Keep the pictures out of the copy and repeat the records exactly.

* begin *

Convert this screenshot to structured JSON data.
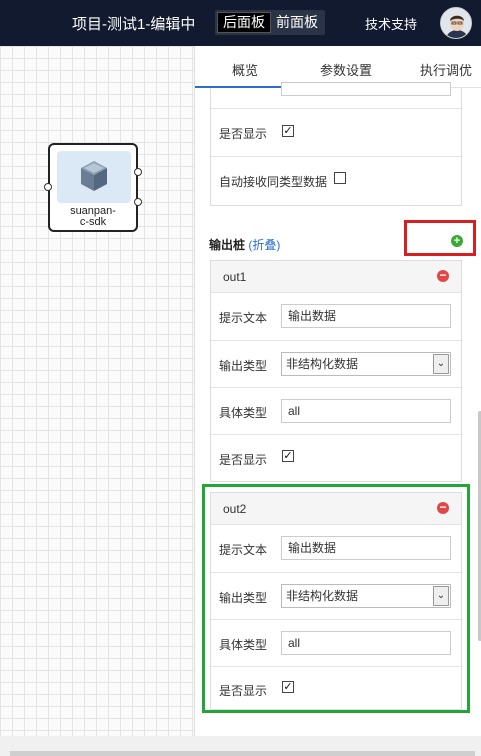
{
  "header": {
    "title": "项目-测试1-编辑中",
    "backend_label": "后面板",
    "frontend_label": "前面板",
    "support_label": "技术支持"
  },
  "node": {
    "label_line1": "suanpan-",
    "label_line2": "c-sdk"
  },
  "tabs": [
    "概览",
    "参数设置",
    "执行调优"
  ],
  "top_box": {
    "show_label": "是否显示",
    "show_checked": true,
    "auto_receive_label": "自动接收同类型数据",
    "auto_receive_checked": false
  },
  "output_section": {
    "title": "输出桩",
    "fold_label": "(折叠)"
  },
  "outputs": [
    {
      "name": "out1",
      "hint_label": "提示文本",
      "hint_value": "输出数据",
      "type_label": "输出类型",
      "type_value": "非结构化数据",
      "specific_label": "具体类型",
      "specific_value": "all",
      "show_label": "是否显示",
      "show_checked": true
    },
    {
      "name": "out2",
      "hint_label": "提示文本",
      "hint_value": "输出数据",
      "type_label": "输出类型",
      "type_value": "非结构化数据",
      "specific_label": "具体类型",
      "specific_value": "all",
      "show_label": "是否显示",
      "show_checked": true
    }
  ],
  "colors": {
    "header_bg": "#111a2e",
    "accent": "#2c6fd1",
    "add": "#3aaa35",
    "remove": "#e04848",
    "highlight_red": "#d62020",
    "highlight_green": "#22a63a"
  }
}
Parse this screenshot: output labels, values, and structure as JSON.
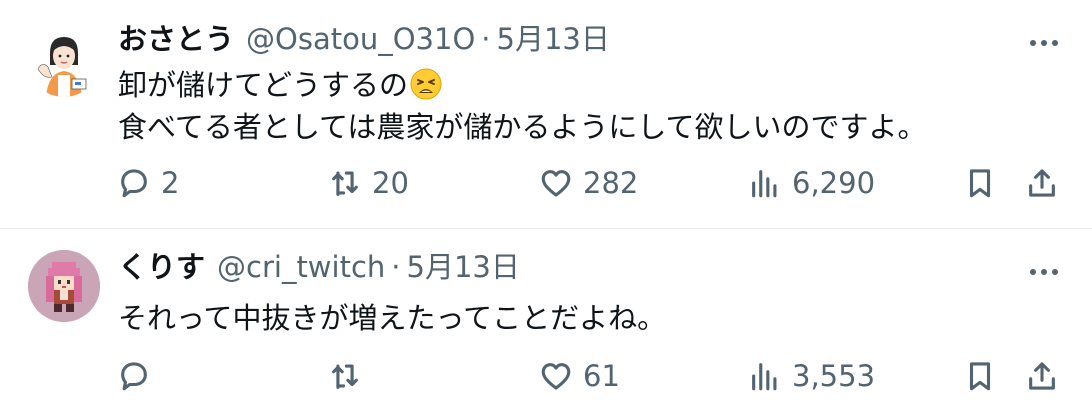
{
  "tweets": [
    {
      "name": "おさとう",
      "handle": "@Osatou_O31O",
      "separator": "·",
      "date": "5月13日",
      "lines": [
        "卸が儲けてどうするの",
        "食べてる者としては農家が儲かるようにして欲しいのですよ。"
      ],
      "emoji": "weary-face",
      "replies": "2",
      "retweets": "20",
      "likes": "282",
      "views": "6,290"
    },
    {
      "name": "くりす",
      "handle": "@cri_twitch",
      "separator": "·",
      "date": "5月13日",
      "lines": [
        "それって中抜きが増えたってことだよね。"
      ],
      "replies": "",
      "retweets": "",
      "likes": "61",
      "views": "3,553"
    }
  ],
  "colors": {
    "text": "#0f1419",
    "secondary": "#536471",
    "divider": "#e6e9ec"
  },
  "icons": [
    "reply-icon",
    "retweet-icon",
    "like-icon",
    "views-icon",
    "bookmark-icon",
    "share-icon",
    "more-icon"
  ]
}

* end *

-- WRITTEN REPLY --
Convert this screenshot to structured JSON data.
{
  "header": {
    "title": "项目-测试1-编辑中",
    "backend_label": "后面板",
    "frontend_label": "前面板",
    "support_label": "技术支持"
  },
  "node": {
    "label_line1": "suanpan-",
    "label_line2": "c-sdk"
  },
  "tabs": [
    "概览",
    "参数设置",
    "执行调优"
  ],
  "top_box": {
    "show_label": "是否显示",
    "show_checked": true,
    "auto_receive_label": "自动接收同类型数据",
    "auto_receive_checked": false
  },
  "output_section": {
    "title": "输出桩",
    "fold_label": "(折叠)"
  },
  "outputs": [
    {
      "name": "out1",
      "hint_label": "提示文本",
      "hint_value": "输出数据",
      "type_label": "输出类型",
      "type_value": "非结构化数据",
      "specific_label": "具体类型",
      "specific_value": "all",
      "show_label": "是否显示",
      "show_checked": true
    },
    {
      "name": "out2",
      "hint_label": "提示文本",
      "hint_value": "输出数据",
      "type_label": "输出类型",
      "type_value": "非结构化数据",
      "specific_label": "具体类型",
      "specific_value": "all",
      "show_label": "是否显示",
      "show_checked": true
    }
  ],
  "colors": {
    "header_bg": "#111a2e",
    "accent": "#2c6fd1",
    "add": "#3aaa35",
    "remove": "#e04848",
    "highlight_red": "#d62020",
    "highlight_green": "#22a63a"
  }
}
Parse this screenshot: output labels, values, and structure as JSON.
{
  "tweets": [
    {
      "name": "おさとう",
      "handle": "@Osatou_O31O",
      "separator": "·",
      "date": "5月13日",
      "lines": [
        "卸が儲けてどうするの",
        "食べてる者としては農家が儲かるようにして欲しいのですよ。"
      ],
      "emoji": "weary-face",
      "replies": "2",
      "retweets": "20",
      "likes": "282",
      "views": "6,290"
    },
    {
      "name": "くりす",
      "handle": "@cri_twitch",
      "separator": "·",
      "date": "5月13日",
      "lines": [
        "それって中抜きが増えたってことだよね。"
      ],
      "replies": "",
      "retweets": "",
      "likes": "61",
      "views": "3,553"
    }
  ],
  "colors": {
    "text": "#0f1419",
    "secondary": "#536471",
    "divider": "#e6e9ec"
  },
  "icons": [
    "reply-icon",
    "retweet-icon",
    "like-icon",
    "views-icon",
    "bookmark-icon",
    "share-icon",
    "more-icon"
  ]
}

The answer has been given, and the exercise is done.